┌──

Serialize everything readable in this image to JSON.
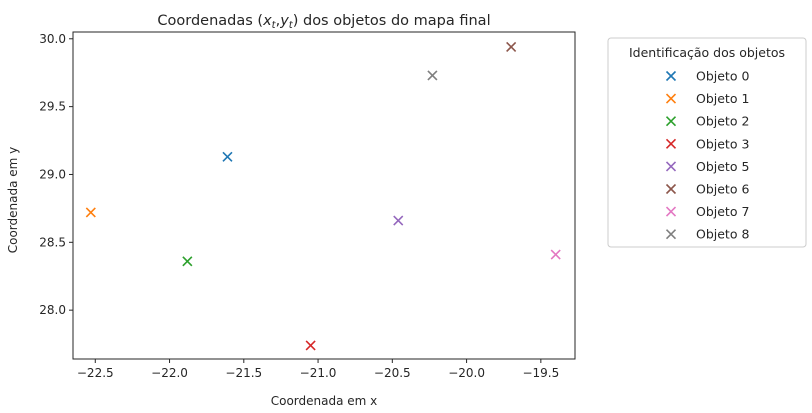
{
  "chart_data": {
    "type": "scatter",
    "title_parts": {
      "prefix": "Coordenadas (",
      "x_var": "x",
      "x_sub": "t",
      "separator": ",",
      "y_var": "y",
      "y_sub": "t",
      "suffix": ") dos objetos do mapa final"
    },
    "xlabel": "Coordenada em x",
    "ylabel": "Coordenada em y",
    "xlim": [
      -22.65,
      -19.27
    ],
    "ylim": [
      27.64,
      30.05
    ],
    "xticks": [
      -22.5,
      -22.0,
      -21.5,
      -21.0,
      -20.5,
      -20.0,
      -19.5
    ],
    "xtick_labels": [
      "−22.5",
      "−22.0",
      "−21.5",
      "−21.0",
      "−20.5",
      "−20.0",
      "−19.5"
    ],
    "yticks": [
      28.0,
      28.5,
      29.0,
      29.5,
      30.0
    ],
    "ytick_labels": [
      "28.0",
      "28.5",
      "29.0",
      "29.5",
      "30.0"
    ],
    "marker": "x",
    "grid": false,
    "legend": {
      "title": "Identificação dos objetos",
      "placement": "outside-right"
    },
    "series": [
      {
        "name": "Objeto 0",
        "color": "#1f77b4",
        "x": -21.61,
        "y": 29.13
      },
      {
        "name": "Objeto 1",
        "color": "#ff7f0e",
        "x": -22.53,
        "y": 28.72
      },
      {
        "name": "Objeto 2",
        "color": "#2ca02c",
        "x": -21.88,
        "y": 28.36
      },
      {
        "name": "Objeto 3",
        "color": "#d62728",
        "x": -21.05,
        "y": 27.74
      },
      {
        "name": "Objeto 5",
        "color": "#9467bd",
        "x": -20.46,
        "y": 28.66
      },
      {
        "name": "Objeto 6",
        "color": "#8c564b",
        "x": -19.7,
        "y": 29.94
      },
      {
        "name": "Objeto 7",
        "color": "#e377c2",
        "x": -19.4,
        "y": 28.41
      },
      {
        "name": "Objeto 8",
        "color": "#7f7f7f",
        "x": -20.23,
        "y": 29.73
      }
    ]
  }
}
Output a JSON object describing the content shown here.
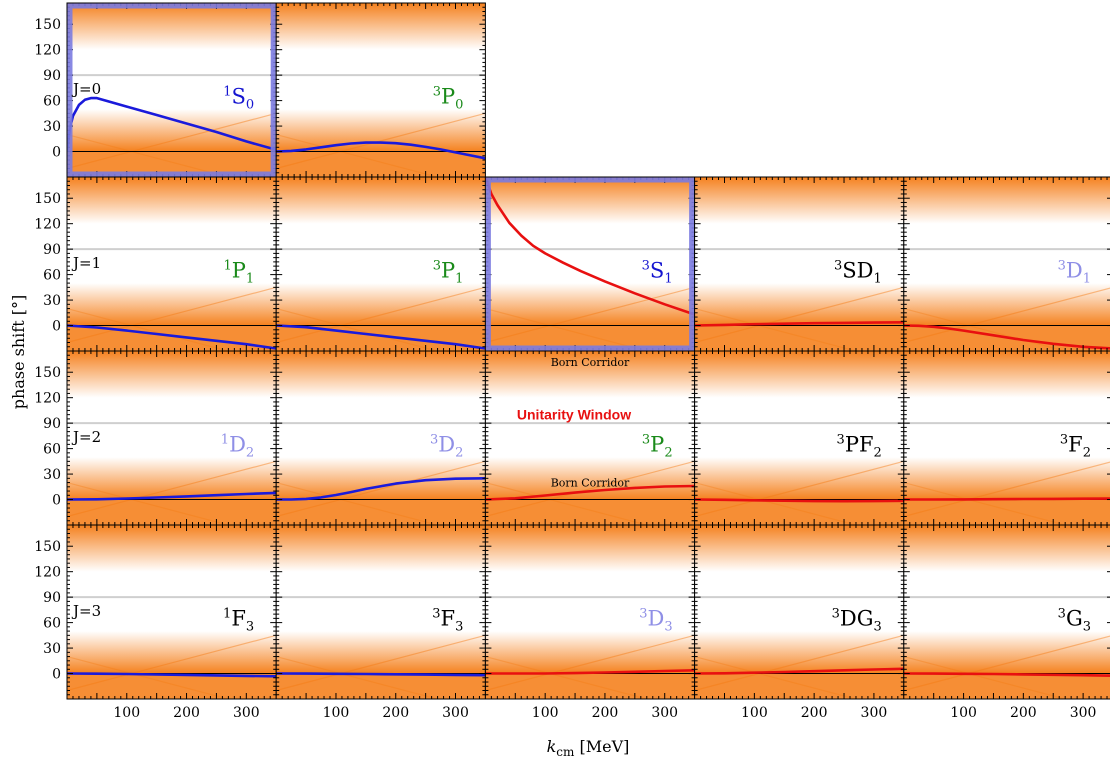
{
  "chart_data": {
    "type": "line",
    "xlabel": "k_cm [MeV]",
    "xlabel_italic_part": "k",
    "xlabel_sub": "cm",
    "xlabel_rest": " [MeV]",
    "ylabel": "phase shift [°]",
    "xlim": [
      0,
      350
    ],
    "ylim": [
      -30,
      175
    ],
    "xticks": [
      100,
      200,
      300
    ],
    "yticks": [
      0,
      30,
      60,
      90,
      120,
      150
    ],
    "grid_lines_y": [
      90,
      180
    ],
    "colors": {
      "blue_curve": "#1a1adb",
      "red_curve": "#e81010",
      "label_blue": "#1515d0",
      "label_green": "#1a8a1a",
      "label_lavender": "#8f8fe6",
      "label_black": "#000000",
      "highlight_frame": "#7b7be0",
      "band_orange": "#f47a12",
      "unitarity_red": "#e81010"
    },
    "annotations": {
      "unitarity_window": "Unitarity Window",
      "born_corridor_top": "Born Corridor",
      "born_corridor_bottom": "Born Corridor"
    },
    "rows": [
      {
        "j_label": "J=0",
        "panels": [
          {
            "col": 0,
            "sup": "1",
            "main": "S",
            "sub": "0",
            "label_color": "blue",
            "curve_color": "blue",
            "highlight": true,
            "x": [
              0,
              5,
              10,
              20,
              30,
              40,
              50,
              70,
              100,
              150,
              200,
              250,
              300,
              350
            ],
            "y": [
              0,
              28,
              42,
              55,
              61,
              63,
              63,
              59,
              53,
              43,
              33,
              23,
              12,
              2
            ]
          },
          {
            "col": 1,
            "sup": "3",
            "main": "P",
            "sub": "0",
            "label_color": "green",
            "curve_color": "blue",
            "highlight": false,
            "x": [
              0,
              25,
              50,
              75,
              100,
              125,
              150,
              175,
              200,
              225,
              250,
              275,
              300,
              325,
              350
            ],
            "y": [
              0,
              0.8,
              2.5,
              5,
              7.5,
              9.5,
              10.5,
              10.5,
              9.8,
              8,
              5.5,
              2.5,
              -1,
              -4.5,
              -8
            ]
          }
        ]
      },
      {
        "j_label": "J=1",
        "panels": [
          {
            "col": 0,
            "sup": "1",
            "main": "P",
            "sub": "1",
            "label_color": "green",
            "curve_color": "blue",
            "highlight": false,
            "x": [
              0,
              50,
              100,
              150,
              200,
              250,
              300,
              350
            ],
            "y": [
              0,
              -2.3,
              -6,
              -10,
              -14,
              -18,
              -22,
              -27
            ]
          },
          {
            "col": 1,
            "sup": "3",
            "main": "P",
            "sub": "1",
            "label_color": "green",
            "curve_color": "blue",
            "highlight": false,
            "x": [
              0,
              50,
              100,
              150,
              200,
              250,
              300,
              350
            ],
            "y": [
              0,
              -2,
              -6,
              -10,
              -14,
              -18,
              -22,
              -27
            ]
          },
          {
            "col": 2,
            "sup": "3",
            "main": "S",
            "sub": "1",
            "label_color": "blue",
            "curve_color": "red",
            "highlight": true,
            "x": [
              0,
              5,
              10,
              20,
              40,
              60,
              80,
              100,
              130,
              160,
              200,
              250,
              300,
              350
            ],
            "y": [
              175,
              165,
              155,
              142,
              121,
              106,
              94,
              85,
              74,
              64,
              52,
              38,
              25,
              13
            ]
          },
          {
            "col": 3,
            "sup": "3",
            "main": "SD",
            "sub": "1",
            "label_color": "black",
            "curve_color": "red",
            "highlight": false,
            "x": [
              0,
              50,
              100,
              150,
              200,
              250,
              300,
              350
            ],
            "y": [
              0,
              0.8,
              1.6,
              2.2,
              2.7,
              3.1,
              3.5,
              3.8
            ]
          },
          {
            "col": 4,
            "sup": "3",
            "main": "D",
            "sub": "1",
            "label_color": "lavender",
            "curve_color": "red",
            "highlight": false,
            "x": [
              0,
              25,
              50,
              75,
              100,
              150,
              200,
              250,
              300,
              350
            ],
            "y": [
              0,
              -0.3,
              -1.5,
              -3.5,
              -6,
              -11.5,
              -17,
              -21.5,
              -25,
              -27
            ]
          }
        ]
      },
      {
        "j_label": "J=2",
        "panels": [
          {
            "col": 0,
            "sup": "1",
            "main": "D",
            "sub": "2",
            "label_color": "lavender",
            "curve_color": "blue",
            "highlight": false,
            "x": [
              0,
              50,
              100,
              150,
              200,
              250,
              300,
              350
            ],
            "y": [
              0,
              0.3,
              1.2,
              2.4,
              3.7,
              5.1,
              6.5,
              7.8
            ]
          },
          {
            "col": 1,
            "sup": "3",
            "main": "D",
            "sub": "2",
            "label_color": "lavender",
            "curve_color": "blue",
            "highlight": false,
            "x": [
              0,
              25,
              50,
              75,
              100,
              125,
              150,
              200,
              250,
              300,
              350
            ],
            "y": [
              0,
              0.1,
              0.8,
              2.5,
              5.3,
              8.8,
              12.5,
              18.8,
              22.8,
              24.5,
              25
            ]
          },
          {
            "col": 2,
            "sup": "3",
            "main": "P",
            "sub": "2",
            "label_color": "green",
            "curve_color": "red",
            "highlight": false,
            "x": [
              0,
              50,
              100,
              150,
              200,
              250,
              300,
              350
            ],
            "y": [
              0,
              1.5,
              4.8,
              8.2,
              11.2,
              13.7,
              15.4,
              16
            ]
          },
          {
            "col": 3,
            "sup": "3",
            "main": "PF",
            "sub": "2",
            "label_color": "black",
            "curve_color": "red",
            "highlight": false,
            "x": [
              0,
              50,
              100,
              150,
              200,
              250,
              300,
              350
            ],
            "y": [
              0,
              -0.3,
              -0.9,
              -1.4,
              -1.8,
              -2,
              -1.9,
              -1.5
            ]
          },
          {
            "col": 4,
            "sup": "3",
            "main": "F",
            "sub": "2",
            "label_color": "black",
            "curve_color": "red",
            "highlight": false,
            "x": [
              0,
              50,
              100,
              150,
              200,
              250,
              300,
              350
            ],
            "y": [
              0,
              0.1,
              0.2,
              0.4,
              0.6,
              0.8,
              1,
              1.2
            ]
          }
        ]
      },
      {
        "j_label": "J=3",
        "panels": [
          {
            "col": 0,
            "sup": "1",
            "main": "F",
            "sub": "3",
            "label_color": "black",
            "curve_color": "blue",
            "highlight": false,
            "x": [
              0,
              50,
              100,
              150,
              200,
              250,
              300,
              350
            ],
            "y": [
              0,
              -0.2,
              -0.6,
              -1.1,
              -1.6,
              -2.2,
              -2.8,
              -3.3
            ]
          },
          {
            "col": 1,
            "sup": "3",
            "main": "F",
            "sub": "3",
            "label_color": "black",
            "curve_color": "blue",
            "highlight": false,
            "x": [
              0,
              50,
              100,
              150,
              200,
              250,
              300,
              350
            ],
            "y": [
              0,
              -0.1,
              -0.3,
              -0.6,
              -0.9,
              -1.2,
              -1.6,
              -2
            ]
          },
          {
            "col": 2,
            "sup": "3",
            "main": "D",
            "sub": "3",
            "label_color": "lavender",
            "curve_color": "red",
            "highlight": false,
            "x": [
              0,
              50,
              100,
              150,
              200,
              250,
              300,
              350
            ],
            "y": [
              0,
              0,
              0.1,
              0.5,
              1.2,
              2.1,
              3,
              3.8
            ]
          },
          {
            "col": 3,
            "sup": "3",
            "main": "DG",
            "sub": "3",
            "label_color": "black",
            "curve_color": "red",
            "highlight": false,
            "x": [
              0,
              50,
              100,
              150,
              200,
              250,
              300,
              350
            ],
            "y": [
              0,
              0.3,
              1,
              1.8,
              2.8,
              3.8,
              4.8,
              5.6
            ]
          },
          {
            "col": 4,
            "sup": "3",
            "main": "G",
            "sub": "3",
            "label_color": "black",
            "curve_color": "red",
            "highlight": false,
            "x": [
              0,
              50,
              100,
              150,
              200,
              250,
              300,
              350
            ],
            "y": [
              0,
              -0.1,
              -0.3,
              -0.6,
              -1,
              -1.5,
              -2,
              -2.6
            ]
          }
        ]
      }
    ]
  }
}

└──

### Exercise details:
From the records, copy every line that has the string "name" in it.

### Task answer:
        "name": "Objeto 0",
        "name": "Objeto 1",
        "name": "Objeto 2",
        "name": "Objeto 3",
        "name": "Objeto 5",
        "name": "Objeto 6",
        "name": "Objeto 7",
        "name": "Objeto 8",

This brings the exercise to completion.